Page text entries →
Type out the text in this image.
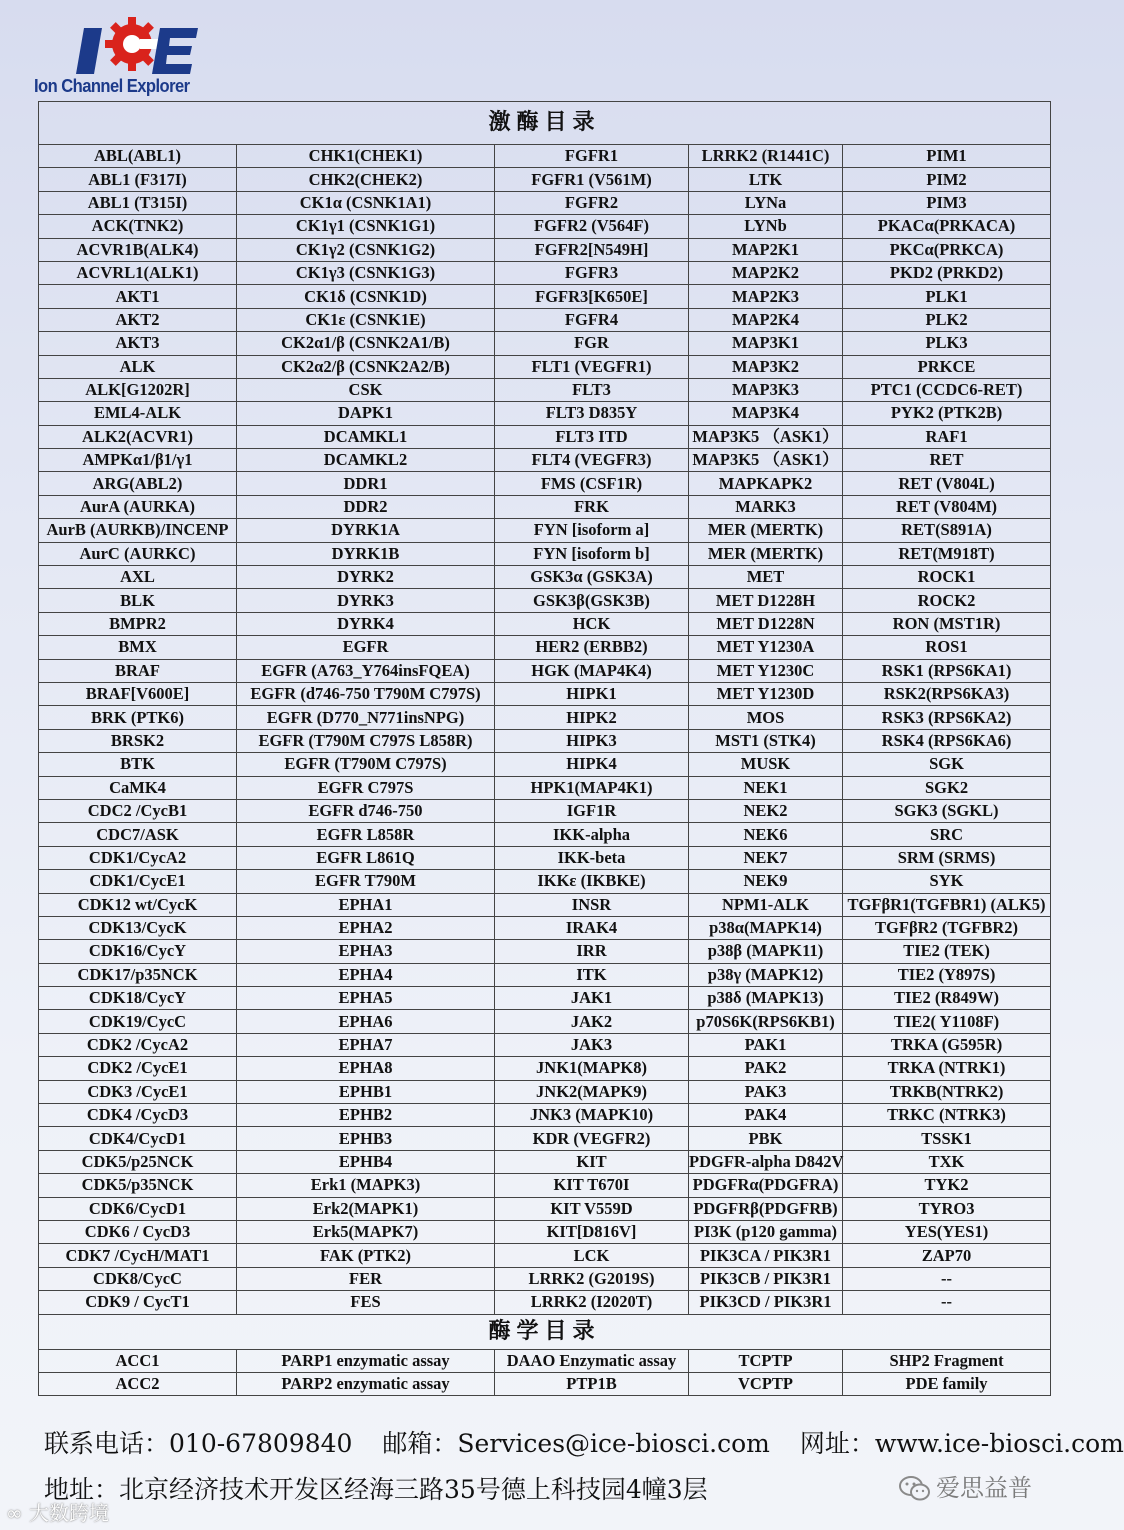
Ion Channel Explorer
激酶目录				
ABL(ABL1)	CHK1(CHEK1)	FGFR1	LRRK2 (R1441C)	PIM1
ABL1 (F317I)	CHK2(CHEK2)	FGFR1 (V561M)	LTK	PIM2
ABL1 (T315I)	CK1α (CSNK1A1)	FGFR2	LYNa	PIM3
ACK(TNK2)	CK1γ1 (CSNK1G1)	FGFR2 (V564F)	LYNb	PKACα(PRKACA)
ACVR1B(ALK4)	CK1γ2 (CSNK1G2)	FGFR2[N549H]	MAP2K1	PKCα(PRKCA)
ACVRL1(ALK1)	CK1γ3 (CSNK1G3)	FGFR3	MAP2K2	PKD2 (PRKD2)
AKT1	CK1δ (CSNK1D)	FGFR3[K650E]	MAP2K3	PLK1
AKT2	CK1ε (CSNK1E)	FGFR4	MAP2K4	PLK2
AKT3	CK2α1/β (CSNK2A1/B)	FGR	MAP3K1	PLK3
ALK	CK2α2/β (CSNK2A2/B)	FLT1 (VEGFR1)	MAP3K2	PRKCE
ALK[G1202R]	CSK	FLT3	MAP3K3	PTC1 (CCDC6-RET)
EML4-ALK	DAPK1	FLT3 D835Y	MAP3K4	PYK2 (PTK2B)
ALK2(ACVR1)	DCAMKL1	FLT3 ITD	MAP3K5 （ASK1）	RAF1
AMPKα1/β1/γ1	DCAMKL2	FLT4 (VEGFR3)	MAP3K5 （ASK1）	RET
ARG(ABL2)	DDR1	FMS (CSF1R)	MAPKAPK2	RET (V804L)
AurA (AURKA)	DDR2	FRK	MARK3	RET (V804M)
AurB (AURKB)/INCENP	DYRK1A	FYN [isoform a]	MER (MERTK)	RET(S891A)
AurC (AURKC)	DYRK1B	FYN [isoform b]	MER (MERTK)	RET(M918T)
AXL	DYRK2	GSK3α (GSK3A)	MET	ROCK1
BLK	DYRK3	GSK3β(GSK3B)	MET D1228H	ROCK2
BMPR2	DYRK4	HCK	MET D1228N	RON (MST1R)
BMX	EGFR	HER2 (ERBB2)	MET Y1230A	ROS1
BRAF	EGFR (A763_Y764insFQEA)	HGK (MAP4K4)	MET Y1230C	RSK1 (RPS6KA1)
BRAF[V600E]	EGFR (d746-750 T790M C797S)	HIPK1	MET Y1230D	RSK2(RPS6KA3)
BRK (PTK6)	EGFR (D770_N771insNPG)	HIPK2	MOS	RSK3 (RPS6KA2)
BRSK2	EGFR (T790M C797S L858R)	HIPK3	MST1 (STK4)	RSK4 (RPS6KA6)
BTK	EGFR (T790M C797S)	HIPK4	MUSK	SGK
CaMK4	EGFR C797S	HPK1(MAP4K1)	NEK1	SGK2
CDC2 /CycB1	EGFR d746-750	IGF1R	NEK2	SGK3 (SGKL)
CDC7/ASK	EGFR L858R	IKK-alpha	NEK6	SRC
CDK1/CycA2	EGFR L861Q	IKK-beta	NEK7	SRM (SRMS)
CDK1/CycE1	EGFR T790M	IKKε (IKBKE)	NEK9	SYK
CDK12 wt/CycK	EPHA1	INSR	NPM1-ALK	TGFβR1(TGFBR1) (ALK5)
CDK13/CycK	EPHA2	IRAK4	p38α(MAPK14)	TGFβR2 (TGFBR2)
CDK16/CycY	EPHA3	IRR	p38β (MAPK11)	TIE2 (TEK)
CDK17/p35NCK	EPHA4	ITK	p38γ (MAPK12)	TIE2 (Y897S)
CDK18/CycY	EPHA5	JAK1	p38δ (MAPK13)	TIE2 (R849W)
CDK19/CycC	EPHA6	JAK2	p70S6K(RPS6KB1)	TIE2( Y1108F)
CDK2 /CycA2	EPHA7	JAK3	PAK1	TRKA (G595R)
CDK2 /CycE1	EPHA8	JNK1(MAPK8)	PAK2	TRKA (NTRK1)
CDK3 /CycE1	EPHB1	JNK2(MAPK9)	PAK3	TRKB(NTRK2)
CDK4 /CycD3	EPHB2	JNK3 (MAPK10)	PAK4	TRKC (NTRK3)
CDK4/CycD1	EPHB3	KDR (VEGFR2)	PBK	TSSK1
CDK5/p25NCK	EPHB4	KIT	PDGFR-alpha D842V	TXK
CDK5/p35NCK	Erk1 (MAPK3)	KIT T670I	PDGFRα(PDGFRA)	TYK2
CDK6/CycD1	Erk2(MAPK1)	KIT V559D	PDGFRβ(PDGFRB)	TYRO3
CDK6 / CycD3	Erk5(MAPK7)	KIT[D816V]	PI3K (p120 gamma)	YES(YES1)
CDK7 /CycH/MAT1	FAK (PTK2)	LCK	PIK3CA / PIK3R1	ZAP70
CDK8/CycC	FER	LRRK2 (G2019S)	PIK3CB / PIK3R1	--
CDK9 / CycT1	FES	LRRK2 (I2020T)	PIK3CD / PIK3R1	--
酶学目录				
ACC1	PARP1 enzymatic assay	DAAO Enzymatic assay	TCPTP	SHP2 Fragment
ACC2	PARP2 enzymatic assay	PTP1B	VCPTP	PDE family
联系电话：010-67809840 邮箱：Services@ice-biosci.com 网址：www.ice-biosci.com
地址：北京经济技术开发区经海三路35号德上科技园4幢3层	爱思益普
∞ 大数跨境
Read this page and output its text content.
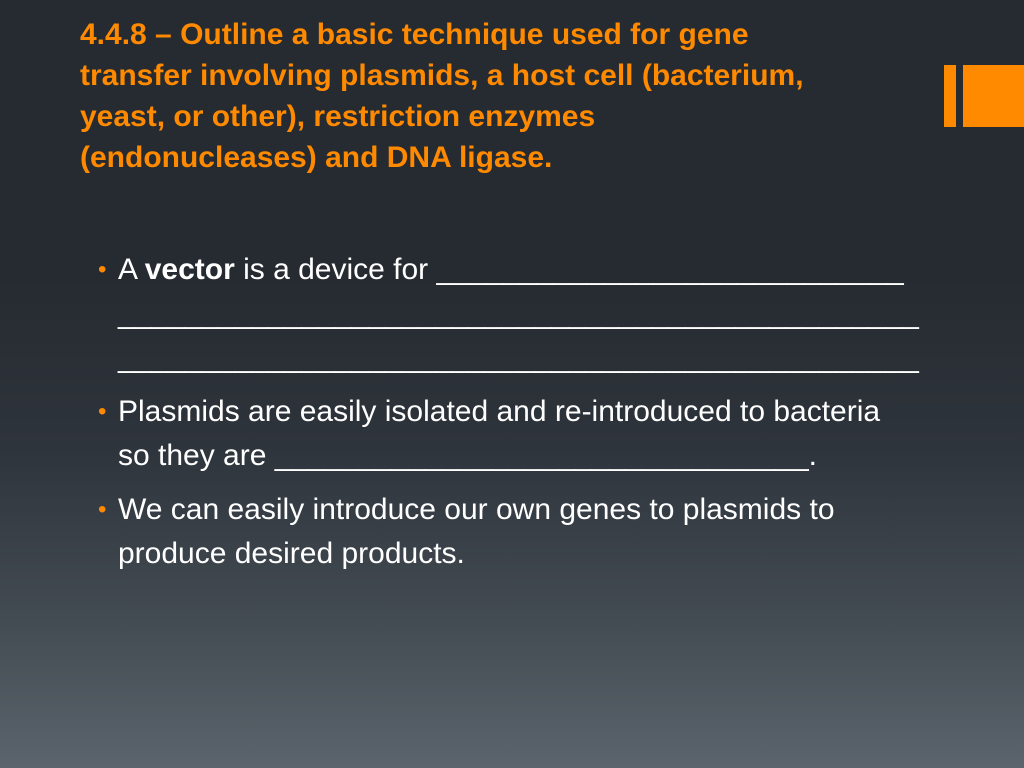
4.4.8 – Outline a basic technique used for gene
transfer involving plasmids, a host cell (bacterium,
yeast, or other), restriction enzymes
(endonucleases) and DNA ligase.
• A vector is a device for ____________________________
________________________________________________
________________________________________________
• Plasmids are easily isolated and re-introduced to bacteria
so they are ________________________________.
• We can easily introduce our own genes to plasmids to
produce desired products.
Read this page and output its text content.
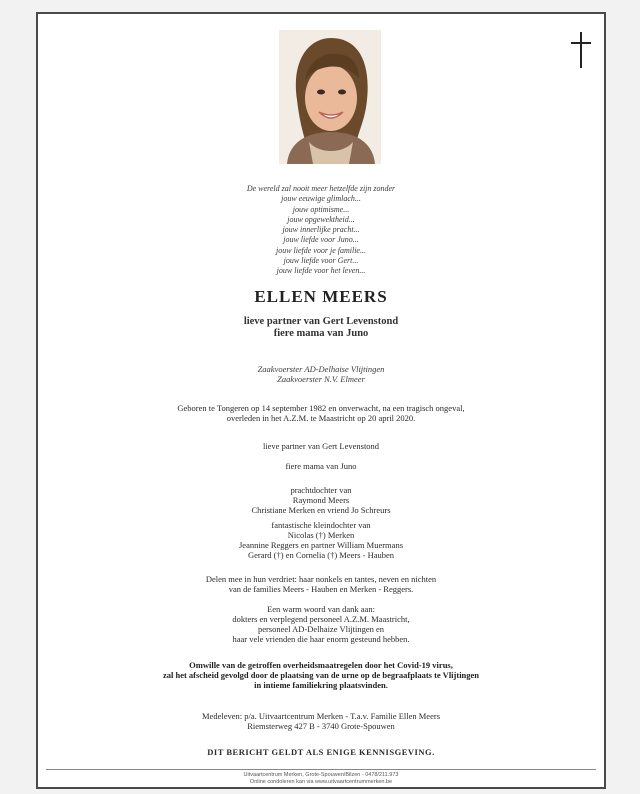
De wereld zal nooit meer hetzelfde zijn zonder
jouw eeuwige glimlach...
jouw optimisme...
jouw opgewektheid...
jouw innerlijke pracht...
jouw liefde voor Juno...
jouw liefde voor je familie...
jouw liefde voor Gert...
jouw liefde voor het leven...
ELLEN MEERS
lieve partner van Gert Levenstond
fiere mama van Juno
Zaakvoerster AD-Delhaise Vlijtingen
Zaakvoerster N.V. Elmeer
Geboren te Tongeren op 14 september 1982 en onverwacht, na een tragisch ongeval,
overleden in het A.Z.M. te Maastricht op 20 april 2020.
lieve partner van Gert Levenstond
fiere mama van Juno
prachtdochter van
Raymond Meers
Christiane Merken en vriend Jo Schreurs
fantastische kleindochter van
Nicolas (†) Merken
Jeannine Reggers en partner William Muermans
Gerard (†) en Cornelia (†) Meers - Hauben
Delen mee in hun verdriet: haar nonkels en tantes, neven en nichten
van de families Meers - Hauben en Merken - Reggers.
Een warm woord van dank aan:
dokters en verplegend personeel A.Z.M. Maastricht,
personeel AD-Delhaize Vlijtingen en
haar vele vrienden die haar enorm gesteund hebben.
Omwille van de getroffen overheidsmaatregelen door het Covid-19 virus,
zal het afscheid gevolgd door de plaatsing van de urne op de begraafplaats te Vlijtingen
in intieme familiekring plaatsvinden.
Medeleven: p/a. Uitvaartcentrum Merken - T.a.v. Familie Ellen Meers
Riemsterweg 427 B - 3740 Grote-Spouwen
DIT BERICHT GELDT ALS ENIGE KENNISGEVING.
Uitvaartcentrum Merken, Grote-Spouwen/Bilzen - 0478/211.973
Online condoleren kan via www.uitvaartcentrummerken.be
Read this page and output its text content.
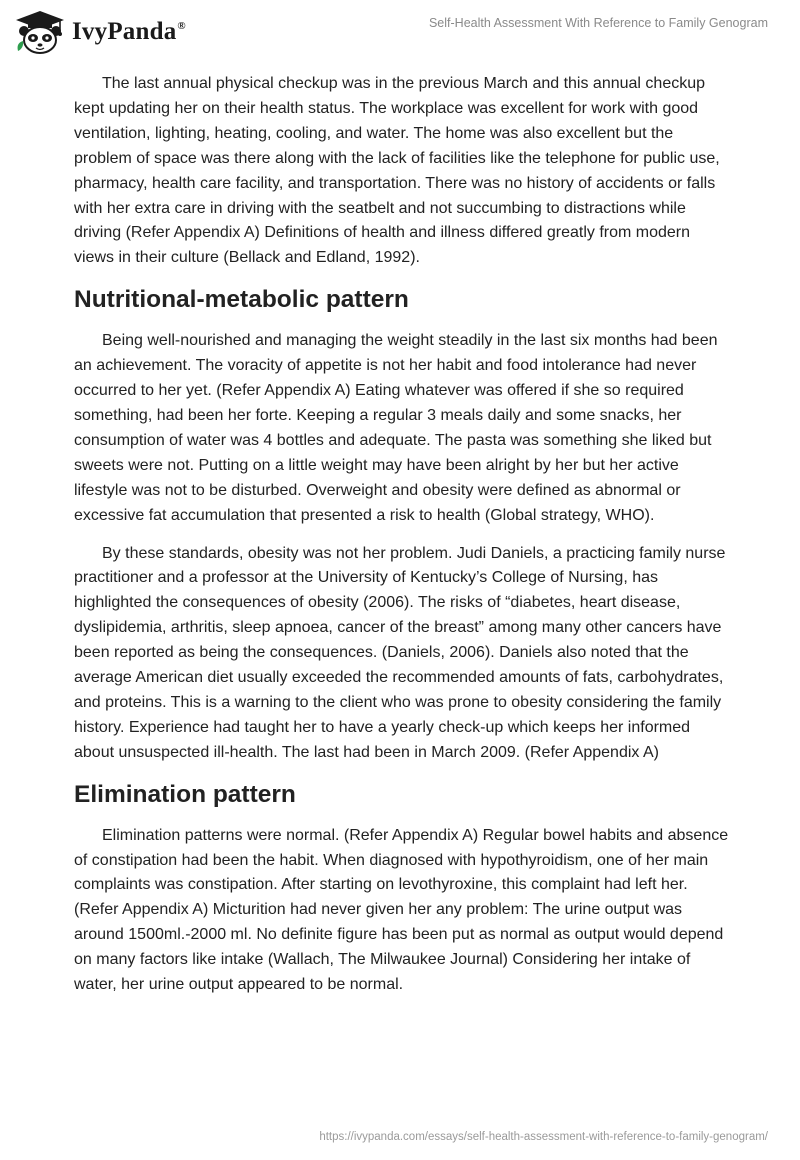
IvyPanda®	Self-Health Assessment With Reference to Family Genogram

The last annual physical checkup was in the previous March and this annual checkup kept updating her on their health status. The workplace was excellent for work with good ventilation, lighting, heating, cooling, and water. The home was also excellent but the problem of space was there along with the lack of facilities like the telephone for public use, pharmacy, health care facility, and transportation. There was no history of accidents or falls with her extra care in driving with the seatbelt and not succumbing to distractions while driving (Refer Appendix A) Definitions of health and illness differed greatly from modern views in their culture (Bellack and Edland, 1992).

Nutritional-metabolic pattern

Being well-nourished and managing the weight steadily in the last six months had been an achievement. The voracity of appetite is not her habit and food intolerance had never occurred to her yet. (Refer Appendix A) Eating whatever was offered if she so required something, had been her forte. Keeping a regular 3 meals daily and some snacks, her consumption of water was 4 bottles and adequate. The pasta was something she liked but sweets were not. Putting on a little weight may have been alright by her but her active lifestyle was not to be disturbed. Overweight and obesity were defined as abnormal or excessive fat accumulation that presented a risk to health (Global strategy, WHO).

By these standards, obesity was not her problem. Judi Daniels, a practicing family nurse practitioner and a professor at the University of Kentucky’s College of Nursing, has highlighted the consequences of obesity (2006). The risks of “diabetes, heart disease, dyslipidemia, arthritis, sleep apnoea, cancer of the breast” among many other cancers have been reported as being the consequences. (Daniels, 2006). Daniels also noted that the average American diet usually exceeded the recommended amounts of fats, carbohydrates, and proteins. This is a warning to the client who was prone to obesity considering the family history. Experience had taught her to have a yearly check-up which keeps her informed about unsuspected ill-health. The last had been in March 2009. (Refer Appendix A)

Elimination pattern

Elimination patterns were normal. (Refer Appendix A) Regular bowel habits and absence of constipation had been the habit. When diagnosed with hypothyroidism, one of her main complaints was constipation. After starting on levothyroxine, this complaint had left her. (Refer Appendix A) Micturition had never given her any problem: The urine output was around 1500ml.-2000 ml. No definite figure has been put as normal as output would depend on many factors like intake (Wallach, The Milwaukee Journal) Considering her intake of water, her urine output appeared to be normal.

https://ivypanda.com/essays/self-health-assessment-with-reference-to-family-genogram/
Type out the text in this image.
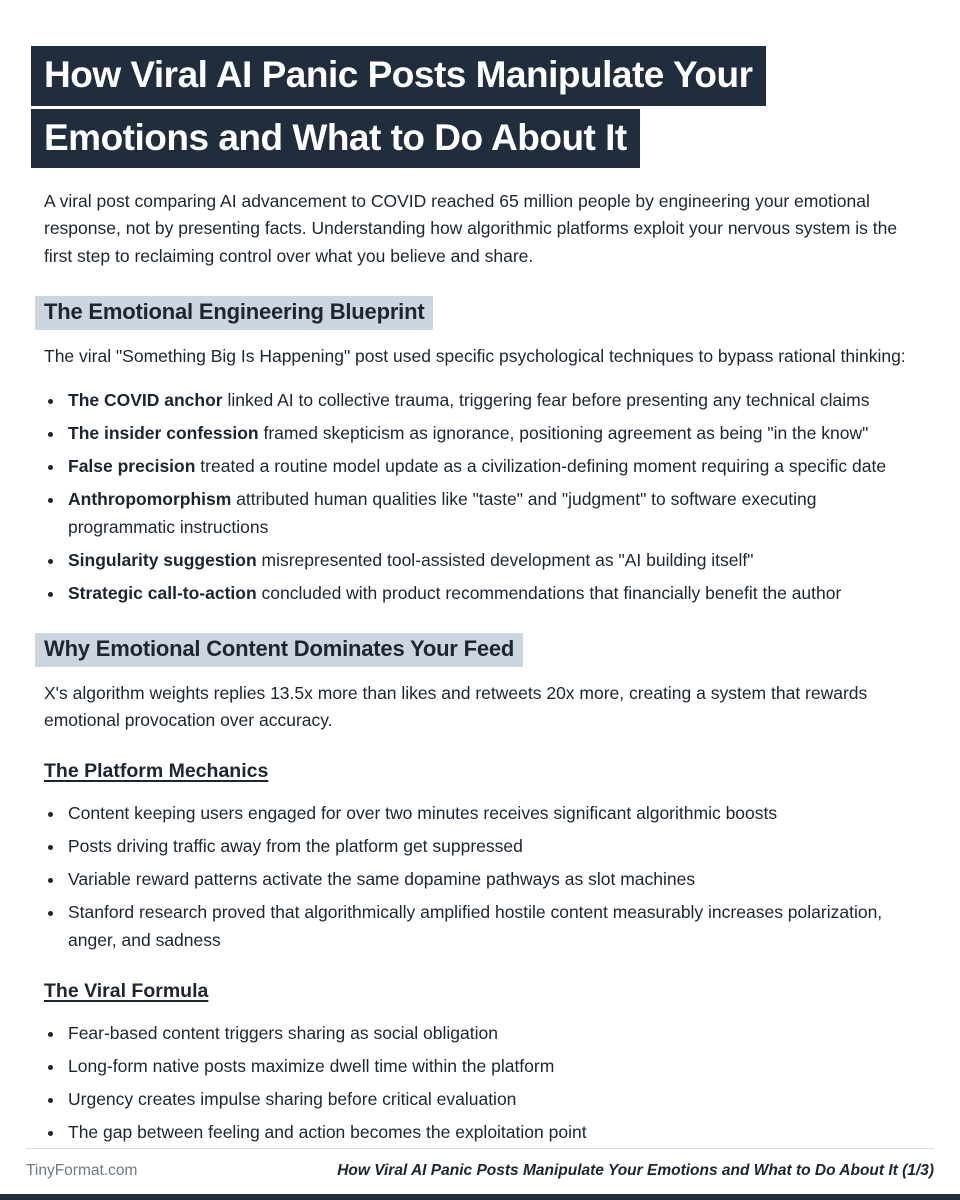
How Viral AI Panic Posts Manipulate Your
Emotions and What to Do About It

A viral post comparing AI advancement to COVID reached 65 million people by engineering your emotional response, not by presenting facts. Understanding how algorithmic platforms exploit your nervous system is the first step to reclaiming control over what you believe and share.

The Emotional Engineering Blueprint

The viral "Something Big Is Happening" post used specific psychological techniques to bypass rational thinking:

• The COVID anchor linked AI to collective trauma, triggering fear before presenting any technical claims
• The insider confession framed skepticism as ignorance, positioning agreement as being "in the know"
• False precision treated a routine model update as a civilization-defining moment requiring a specific date
• Anthropomorphism attributed human qualities like "taste" and "judgment" to software executing programmatic instructions
• Singularity suggestion misrepresented tool-assisted development as "AI building itself"
• Strategic call-to-action concluded with product recommendations that financially benefit the author
Why Emotional Content Dominates Your Feed

X's algorithm weights replies 13.5x more than likes and retweets 20x more, creating a system that rewards emotional provocation over accuracy.

The Platform Mechanics
• Content keeping users engaged for over two minutes receives significant algorithmic boosts
• Posts driving traffic away from the platform get suppressed
• Variable reward patterns activate the same dopamine pathways as slot machines
• Stanford research proved that algorithmically amplified hostile content measurably increases polarization, anger, and sadness
The Viral Formula
• Fear-based content triggers sharing as social obligation
• Long-form native posts maximize dwell time within the platform
• Urgency creates impulse sharing before critical evaluation
• The gap between feeling and action becomes the exploitation point
TinyFormat.com	How Viral AI Panic Posts Manipulate Your Emotions and What to Do About It (1/3)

Your assignment →
Whenever a line of the data above includes the word "used", copy that line.

The answer →
4.4.8 – Outline a basic technique used for gene
The viral "Something Big Is Happening" post used specific psychological techniques to bypass rational thinking:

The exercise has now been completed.